- **What to produce**
Give every line of the material again, exactly as written.

- **Entries provided**

┌────────

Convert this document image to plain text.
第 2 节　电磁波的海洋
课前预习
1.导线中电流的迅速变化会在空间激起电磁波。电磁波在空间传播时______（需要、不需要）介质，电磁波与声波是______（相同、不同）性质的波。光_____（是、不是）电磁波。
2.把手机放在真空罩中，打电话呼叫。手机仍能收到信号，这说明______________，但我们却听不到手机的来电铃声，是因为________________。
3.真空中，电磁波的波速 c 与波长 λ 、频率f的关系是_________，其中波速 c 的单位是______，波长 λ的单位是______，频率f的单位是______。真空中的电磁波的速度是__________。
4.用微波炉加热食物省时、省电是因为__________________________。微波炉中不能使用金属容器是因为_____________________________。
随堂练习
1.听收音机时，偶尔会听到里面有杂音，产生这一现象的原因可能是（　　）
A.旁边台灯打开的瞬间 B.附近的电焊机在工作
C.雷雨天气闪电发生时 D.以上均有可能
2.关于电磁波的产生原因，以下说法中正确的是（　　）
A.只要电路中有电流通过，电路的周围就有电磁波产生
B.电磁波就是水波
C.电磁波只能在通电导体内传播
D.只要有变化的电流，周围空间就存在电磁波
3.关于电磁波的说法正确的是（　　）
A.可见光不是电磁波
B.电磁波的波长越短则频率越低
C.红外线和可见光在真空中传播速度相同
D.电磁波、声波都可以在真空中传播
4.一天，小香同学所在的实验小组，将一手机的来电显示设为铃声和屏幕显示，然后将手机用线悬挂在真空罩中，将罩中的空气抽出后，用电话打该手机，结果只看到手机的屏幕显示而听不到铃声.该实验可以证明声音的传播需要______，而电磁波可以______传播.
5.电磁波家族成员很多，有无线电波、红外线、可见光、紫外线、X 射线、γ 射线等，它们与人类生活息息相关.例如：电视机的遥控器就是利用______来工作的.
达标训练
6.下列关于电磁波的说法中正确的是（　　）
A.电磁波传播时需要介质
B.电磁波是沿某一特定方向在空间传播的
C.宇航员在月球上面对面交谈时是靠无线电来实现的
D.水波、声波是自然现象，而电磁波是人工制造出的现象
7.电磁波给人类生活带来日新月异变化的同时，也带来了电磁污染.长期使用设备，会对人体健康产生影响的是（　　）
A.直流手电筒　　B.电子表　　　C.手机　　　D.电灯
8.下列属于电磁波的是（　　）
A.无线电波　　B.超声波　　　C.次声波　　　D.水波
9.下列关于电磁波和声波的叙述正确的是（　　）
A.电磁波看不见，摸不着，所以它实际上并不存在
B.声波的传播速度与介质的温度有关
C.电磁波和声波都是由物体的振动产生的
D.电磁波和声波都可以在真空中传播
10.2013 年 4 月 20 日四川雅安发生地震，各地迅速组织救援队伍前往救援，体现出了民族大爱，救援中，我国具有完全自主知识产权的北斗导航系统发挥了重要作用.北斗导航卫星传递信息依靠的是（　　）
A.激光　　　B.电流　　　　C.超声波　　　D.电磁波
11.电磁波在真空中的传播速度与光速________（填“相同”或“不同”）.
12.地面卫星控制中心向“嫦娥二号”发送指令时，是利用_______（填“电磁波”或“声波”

└────────

- **Task response**
Convert this document image to plain text.
第 2 节　电磁波的海洋
课前预习
1.导线中电流的迅速变化会在空间激起电磁波。电磁波在空间传播时______（需要、不需要）介质，电磁波与声波是______（相同、不同）性质的波。光_____（是、不是）电磁波。
2.把手机放在真空罩中，打电话呼叫。手机仍能收到信号，这说明______________，但我们却听不到手机的来电铃声，是因为________________。
3.真空中，电磁波的波速 c 与波长 λ 、频率f的关系是_________，其中波速 c 的单位是______，波长 λ的单位是______，频率f的单位是______。真空中的电磁波的速度是__________。
4.用微波炉加热食物省时、省电是因为__________________________。微波炉中不能使用金属容器是因为_____________________________。
随堂练习
1.听收音机时，偶尔会听到里面有杂音，产生这一现象的原因可能是（　　）
A.旁边台灯打开的瞬间 B.附近的电焊机在工作
C.雷雨天气闪电发生时 D.以上均有可能
2.关于电磁波的产生原因，以下说法中正确的是（　　）
A.只要电路中有电流通过，电路的周围就有电磁波产生
B.电磁波就是水波
C.电磁波只能在通电导体内传播
D.只要有变化的电流，周围空间就存在电磁波
3.关于电磁波的说法正确的是（　　）
A.可见光不是电磁波
B.电磁波的波长越短则频率越低
C.红外线和可见光在真空中传播速度相同
D.电磁波、声波都可以在真空中传播
4.一天，小香同学所在的实验小组，将一手机的来电显示设为铃声和屏幕显示，然后将手机用线悬挂在真空罩中，将罩中的空气抽出后，用电话打该手机，结果只看到手机的屏幕显示而听不到铃声.该实验可以证明声音的传播需要______，而电磁波可以______传播.
5.电磁波家族成员很多，有无线电波、红外线、可见光、紫外线、X 射线、γ 射线等，它们与人类生活息息相关.例如：电视机的遥控器就是利用______来工作的.
达标训练
6.下列关于电磁波的说法中正确的是（　　）
A.电磁波传播时需要介质
B.电磁波是沿某一特定方向在空间传播的
C.宇航员在月球上面对面交谈时是靠无线电来实现的
D.水波、声波是自然现象，而电磁波是人工制造出的现象
7.电磁波给人类生活带来日新月异变化的同时，也带来了电磁污染.长期使用设备，会对人体健康产生影响的是（　　）
A.直流手电筒　　B.电子表　　　C.手机　　　D.电灯
8.下列属于电磁波的是（　　）
A.无线电波　　B.超声波　　　C.次声波　　　D.水波
9.下列关于电磁波和声波的叙述正确的是（　　）
A.电磁波看不见，摸不着，所以它实际上并不存在
B.声波的传播速度与介质的温度有关
C.电磁波和声波都是由物体的振动产生的
D.电磁波和声波都可以在真空中传播
10.2013 年 4 月 20 日四川雅安发生地震，各地迅速组织救援队伍前往救援，体现出了民族大爱，救援中，我国具有完全自主知识产权的北斗导航系统发挥了重要作用.北斗导航卫星传递信息依靠的是（　　）
A.激光　　　B.电流　　　　C.超声波　　　D.电磁波
11.电磁波在真空中的传播速度与光速________（填“相同”或“不同”）.
12.地面卫星控制中心向“嫦娥二号”发送指令时，是利用_______（填“电磁波”或“声波”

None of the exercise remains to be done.